**DIRECTIVE**: Scan the material for the word "MSTR", and copy each line where it shows up.

** Start of DATA ROWS **

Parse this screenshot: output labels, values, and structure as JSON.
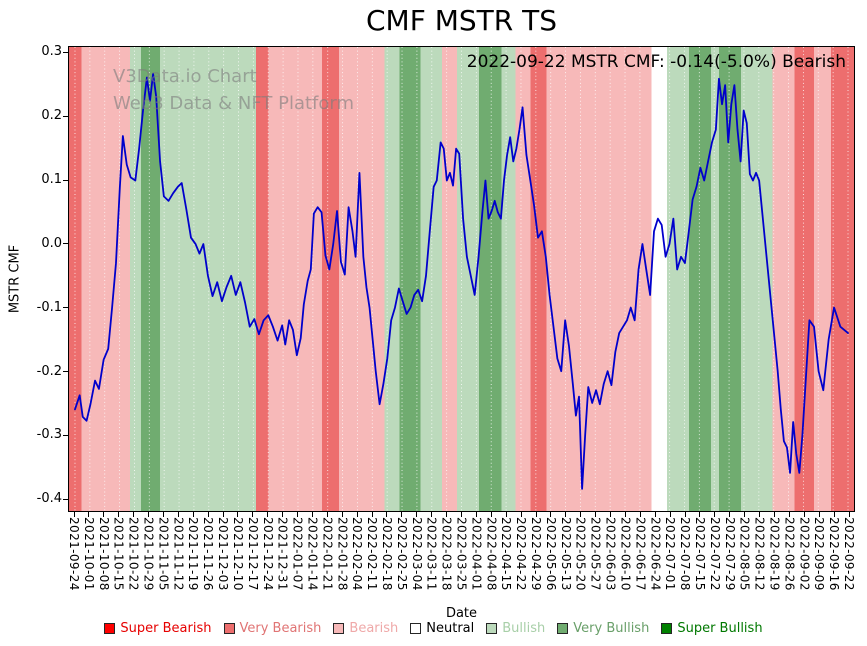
{
  "chart_data": {
    "type": "line",
    "title": "CMF MSTR TS",
    "xlabel": "Date",
    "ylabel": "MSTR CMF",
    "annotation": "2022-09-22 MSTR CMF: -0.14(-5.0%) Bearish",
    "watermark": {
      "line1": "V3Data.io Chart",
      "line2": "Web3 Data & NFT Platform"
    },
    "x_range": [
      "2021-09-24",
      "2022-09-22"
    ],
    "ylim": [
      -0.42,
      0.31
    ],
    "y_tick_labels": [
      0.3,
      0.2,
      0.1,
      0.0,
      -0.1,
      -0.2,
      -0.3,
      -0.4
    ],
    "x_tick_labels": [
      "2021-09-24",
      "2021-10-01",
      "2021-10-08",
      "2021-10-15",
      "2021-10-22",
      "2021-10-29",
      "2021-11-05",
      "2021-11-12",
      "2021-11-19",
      "2021-11-26",
      "2021-12-03",
      "2021-12-10",
      "2021-12-17",
      "2021-12-24",
      "2021-12-31",
      "2022-01-07",
      "2022-01-14",
      "2022-01-21",
      "2022-01-28",
      "2022-02-04",
      "2022-02-11",
      "2022-02-18",
      "2022-02-25",
      "2022-03-04",
      "2022-03-11",
      "2022-03-18",
      "2022-03-25",
      "2022-04-01",
      "2022-04-08",
      "2022-04-15",
      "2022-04-22",
      "2022-04-29",
      "2022-05-06",
      "2022-05-13",
      "2022-05-20",
      "2022-05-27",
      "2022-06-03",
      "2022-06-10",
      "2022-06-17",
      "2022-06-24",
      "2022-07-01",
      "2022-07-08",
      "2022-07-15",
      "2022-07-22",
      "2022-07-29",
      "2022-08-05",
      "2022-08-12",
      "2022-08-19",
      "2022-08-26",
      "2022-09-02",
      "2022-09-09",
      "2022-09-16",
      "2022-09-22"
    ],
    "grid": {
      "axis": "x",
      "style": "dotted",
      "color": "#ffffff"
    },
    "band_colors": {
      "super-bearish": "#ff0000",
      "very-bearish": "#ed6e6e",
      "bearish": "#f7b9b9",
      "neutral": "#ffffff",
      "bullish": "#bcdabc",
      "very-bullish": "#70ac70",
      "super-bullish": "#008000"
    },
    "background_bands": [
      {
        "start": 0.0,
        "end": 0.016,
        "state": "very-bearish"
      },
      {
        "start": 0.016,
        "end": 0.078,
        "state": "bearish"
      },
      {
        "start": 0.078,
        "end": 0.092,
        "state": "bullish"
      },
      {
        "start": 0.092,
        "end": 0.116,
        "state": "very-bullish"
      },
      {
        "start": 0.116,
        "end": 0.238,
        "state": "bullish"
      },
      {
        "start": 0.238,
        "end": 0.254,
        "state": "very-bearish"
      },
      {
        "start": 0.254,
        "end": 0.322,
        "state": "bearish"
      },
      {
        "start": 0.322,
        "end": 0.344,
        "state": "very-bearish"
      },
      {
        "start": 0.344,
        "end": 0.402,
        "state": "bearish"
      },
      {
        "start": 0.402,
        "end": 0.421,
        "state": "bullish"
      },
      {
        "start": 0.421,
        "end": 0.448,
        "state": "very-bullish"
      },
      {
        "start": 0.448,
        "end": 0.475,
        "state": "bullish"
      },
      {
        "start": 0.475,
        "end": 0.494,
        "state": "bearish"
      },
      {
        "start": 0.494,
        "end": 0.522,
        "state": "bullish"
      },
      {
        "start": 0.522,
        "end": 0.551,
        "state": "very-bullish"
      },
      {
        "start": 0.551,
        "end": 0.569,
        "state": "bullish"
      },
      {
        "start": 0.569,
        "end": 0.588,
        "state": "bearish"
      },
      {
        "start": 0.588,
        "end": 0.608,
        "state": "very-bearish"
      },
      {
        "start": 0.608,
        "end": 0.742,
        "state": "bearish"
      },
      {
        "start": 0.742,
        "end": 0.762,
        "state": "neutral"
      },
      {
        "start": 0.762,
        "end": 0.79,
        "state": "bullish"
      },
      {
        "start": 0.79,
        "end": 0.818,
        "state": "very-bullish"
      },
      {
        "start": 0.818,
        "end": 0.828,
        "state": "bullish"
      },
      {
        "start": 0.828,
        "end": 0.856,
        "state": "very-bullish"
      },
      {
        "start": 0.856,
        "end": 0.896,
        "state": "bullish"
      },
      {
        "start": 0.896,
        "end": 0.924,
        "state": "bearish"
      },
      {
        "start": 0.924,
        "end": 0.949,
        "state": "very-bearish"
      },
      {
        "start": 0.949,
        "end": 0.971,
        "state": "bearish"
      },
      {
        "start": 0.971,
        "end": 1.0,
        "state": "very-bearish"
      }
    ],
    "line": {
      "name": "MSTR CMF",
      "color": "#0000cc",
      "points": [
        [
          0.0,
          -0.26
        ],
        [
          0.006,
          -0.238
        ],
        [
          0.01,
          -0.272
        ],
        [
          0.015,
          -0.278
        ],
        [
          0.02,
          -0.252
        ],
        [
          0.026,
          -0.215
        ],
        [
          0.031,
          -0.228
        ],
        [
          0.037,
          -0.182
        ],
        [
          0.043,
          -0.165
        ],
        [
          0.048,
          -0.1
        ],
        [
          0.053,
          -0.03
        ],
        [
          0.058,
          0.09
        ],
        [
          0.062,
          0.17
        ],
        [
          0.067,
          0.125
        ],
        [
          0.072,
          0.105
        ],
        [
          0.078,
          0.1
        ],
        [
          0.083,
          0.15
        ],
        [
          0.088,
          0.21
        ],
        [
          0.093,
          0.262
        ],
        [
          0.097,
          0.225
        ],
        [
          0.101,
          0.268
        ],
        [
          0.105,
          0.232
        ],
        [
          0.11,
          0.13
        ],
        [
          0.115,
          0.075
        ],
        [
          0.121,
          0.068
        ],
        [
          0.127,
          0.08
        ],
        [
          0.133,
          0.09
        ],
        [
          0.138,
          0.096
        ],
        [
          0.144,
          0.055
        ],
        [
          0.15,
          0.01
        ],
        [
          0.156,
          0.0
        ],
        [
          0.161,
          -0.015
        ],
        [
          0.166,
          0.0
        ],
        [
          0.172,
          -0.05
        ],
        [
          0.178,
          -0.082
        ],
        [
          0.184,
          -0.06
        ],
        [
          0.19,
          -0.09
        ],
        [
          0.196,
          -0.068
        ],
        [
          0.202,
          -0.05
        ],
        [
          0.208,
          -0.08
        ],
        [
          0.214,
          -0.06
        ],
        [
          0.22,
          -0.092
        ],
        [
          0.226,
          -0.13
        ],
        [
          0.232,
          -0.118
        ],
        [
          0.238,
          -0.142
        ],
        [
          0.244,
          -0.12
        ],
        [
          0.25,
          -0.112
        ],
        [
          0.256,
          -0.13
        ],
        [
          0.262,
          -0.152
        ],
        [
          0.268,
          -0.128
        ],
        [
          0.272,
          -0.158
        ],
        [
          0.277,
          -0.12
        ],
        [
          0.282,
          -0.135
        ],
        [
          0.287,
          -0.175
        ],
        [
          0.292,
          -0.148
        ],
        [
          0.296,
          -0.095
        ],
        [
          0.301,
          -0.058
        ],
        [
          0.305,
          -0.04
        ],
        [
          0.309,
          0.048
        ],
        [
          0.314,
          0.058
        ],
        [
          0.319,
          0.05
        ],
        [
          0.324,
          -0.018
        ],
        [
          0.329,
          -0.04
        ],
        [
          0.334,
          0.0
        ],
        [
          0.339,
          0.052
        ],
        [
          0.344,
          -0.028
        ],
        [
          0.349,
          -0.048
        ],
        [
          0.354,
          0.058
        ],
        [
          0.359,
          0.02
        ],
        [
          0.363,
          -0.02
        ],
        [
          0.368,
          0.112
        ],
        [
          0.373,
          -0.02
        ],
        [
          0.377,
          -0.068
        ],
        [
          0.381,
          -0.1
        ],
        [
          0.385,
          -0.15
        ],
        [
          0.389,
          -0.2
        ],
        [
          0.394,
          -0.252
        ],
        [
          0.399,
          -0.22
        ],
        [
          0.404,
          -0.18
        ],
        [
          0.409,
          -0.12
        ],
        [
          0.414,
          -0.1
        ],
        [
          0.419,
          -0.07
        ],
        [
          0.424,
          -0.09
        ],
        [
          0.429,
          -0.11
        ],
        [
          0.434,
          -0.1
        ],
        [
          0.439,
          -0.08
        ],
        [
          0.444,
          -0.072
        ],
        [
          0.449,
          -0.09
        ],
        [
          0.454,
          -0.05
        ],
        [
          0.459,
          0.02
        ],
        [
          0.464,
          0.09
        ],
        [
          0.468,
          0.1
        ],
        [
          0.473,
          0.16
        ],
        [
          0.477,
          0.15
        ],
        [
          0.481,
          0.1
        ],
        [
          0.485,
          0.112
        ],
        [
          0.489,
          0.092
        ],
        [
          0.493,
          0.15
        ],
        [
          0.497,
          0.142
        ],
        [
          0.502,
          0.04
        ],
        [
          0.507,
          -0.02
        ],
        [
          0.512,
          -0.05
        ],
        [
          0.517,
          -0.08
        ],
        [
          0.522,
          -0.02
        ],
        [
          0.527,
          0.05
        ],
        [
          0.531,
          0.1
        ],
        [
          0.535,
          0.04
        ],
        [
          0.539,
          0.052
        ],
        [
          0.543,
          0.068
        ],
        [
          0.547,
          0.05
        ],
        [
          0.551,
          0.04
        ],
        [
          0.555,
          0.1
        ],
        [
          0.559,
          0.14
        ],
        [
          0.563,
          0.168
        ],
        [
          0.567,
          0.13
        ],
        [
          0.571,
          0.15
        ],
        [
          0.575,
          0.18
        ],
        [
          0.579,
          0.215
        ],
        [
          0.584,
          0.14
        ],
        [
          0.589,
          0.1
        ],
        [
          0.594,
          0.06
        ],
        [
          0.599,
          0.01
        ],
        [
          0.604,
          0.02
        ],
        [
          0.609,
          -0.02
        ],
        [
          0.614,
          -0.08
        ],
        [
          0.619,
          -0.13
        ],
        [
          0.624,
          -0.18
        ],
        [
          0.629,
          -0.2
        ],
        [
          0.634,
          -0.12
        ],
        [
          0.639,
          -0.16
        ],
        [
          0.644,
          -0.22
        ],
        [
          0.648,
          -0.27
        ],
        [
          0.652,
          -0.24
        ],
        [
          0.656,
          -0.385
        ],
        [
          0.66,
          -0.3
        ],
        [
          0.664,
          -0.225
        ],
        [
          0.669,
          -0.25
        ],
        [
          0.674,
          -0.23
        ],
        [
          0.679,
          -0.252
        ],
        [
          0.684,
          -0.22
        ],
        [
          0.689,
          -0.2
        ],
        [
          0.694,
          -0.222
        ],
        [
          0.699,
          -0.17
        ],
        [
          0.704,
          -0.14
        ],
        [
          0.709,
          -0.13
        ],
        [
          0.714,
          -0.12
        ],
        [
          0.719,
          -0.1
        ],
        [
          0.724,
          -0.12
        ],
        [
          0.729,
          -0.04
        ],
        [
          0.734,
          0.0
        ],
        [
          0.739,
          -0.04
        ],
        [
          0.744,
          -0.08
        ],
        [
          0.749,
          0.02
        ],
        [
          0.754,
          0.04
        ],
        [
          0.759,
          0.03
        ],
        [
          0.764,
          -0.02
        ],
        [
          0.769,
          0.0
        ],
        [
          0.774,
          0.04
        ],
        [
          0.779,
          -0.04
        ],
        [
          0.784,
          -0.02
        ],
        [
          0.789,
          -0.03
        ],
        [
          0.794,
          0.02
        ],
        [
          0.799,
          0.07
        ],
        [
          0.804,
          0.09
        ],
        [
          0.809,
          0.12
        ],
        [
          0.814,
          0.1
        ],
        [
          0.819,
          0.13
        ],
        [
          0.824,
          0.16
        ],
        [
          0.829,
          0.18
        ],
        [
          0.833,
          0.26
        ],
        [
          0.837,
          0.22
        ],
        [
          0.841,
          0.25
        ],
        [
          0.845,
          0.16
        ],
        [
          0.849,
          0.22
        ],
        [
          0.853,
          0.25
        ],
        [
          0.857,
          0.18
        ],
        [
          0.861,
          0.13
        ],
        [
          0.865,
          0.21
        ],
        [
          0.869,
          0.19
        ],
        [
          0.873,
          0.11
        ],
        [
          0.877,
          0.1
        ],
        [
          0.881,
          0.112
        ],
        [
          0.885,
          0.1
        ],
        [
          0.889,
          0.05
        ],
        [
          0.893,
          0.0
        ],
        [
          0.897,
          -0.05
        ],
        [
          0.901,
          -0.1
        ],
        [
          0.905,
          -0.15
        ],
        [
          0.909,
          -0.2
        ],
        [
          0.913,
          -0.26
        ],
        [
          0.917,
          -0.31
        ],
        [
          0.921,
          -0.32
        ],
        [
          0.925,
          -0.36
        ],
        [
          0.929,
          -0.28
        ],
        [
          0.933,
          -0.33
        ],
        [
          0.937,
          -0.36
        ],
        [
          0.941,
          -0.3
        ],
        [
          0.945,
          -0.22
        ],
        [
          0.95,
          -0.12
        ],
        [
          0.956,
          -0.13
        ],
        [
          0.962,
          -0.2
        ],
        [
          0.968,
          -0.23
        ],
        [
          0.975,
          -0.15
        ],
        [
          0.982,
          -0.1
        ],
        [
          0.99,
          -0.13
        ],
        [
          1.0,
          -0.14
        ]
      ]
    },
    "legend": [
      {
        "label": "Super Bearish",
        "state": "super-bearish",
        "swatch": "#ff0000",
        "text_color": "#e60000"
      },
      {
        "label": "Very Bearish",
        "state": "very-bearish",
        "swatch": "#ed6e6e",
        "text_color": "#e07474"
      },
      {
        "label": "Bearish",
        "state": "bearish",
        "swatch": "#f7b9b9",
        "text_color": "#efa9a9"
      },
      {
        "label": "Neutral",
        "state": "neutral",
        "swatch": "#ffffff",
        "text_color": "#000000"
      },
      {
        "label": "Bullish",
        "state": "bullish",
        "swatch": "#bcdabc",
        "text_color": "#a8cfa8"
      },
      {
        "label": "Very Bullish",
        "state": "very-bullish",
        "swatch": "#70ac70",
        "text_color": "#699f69"
      },
      {
        "label": "Super Bullish",
        "state": "super-bullish",
        "swatch": "#008000",
        "text_color": "#007800"
      }
    ]
  }
}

** End of DATA ROWS **

**TASK ANSWER**:
    "title": "CMF MSTR TS",
    "ylabel": "MSTR CMF",
    "annotation": "2022-09-22 MSTR CMF: -0.14(-5.0%) Bearish",
      "name": "MSTR CMF",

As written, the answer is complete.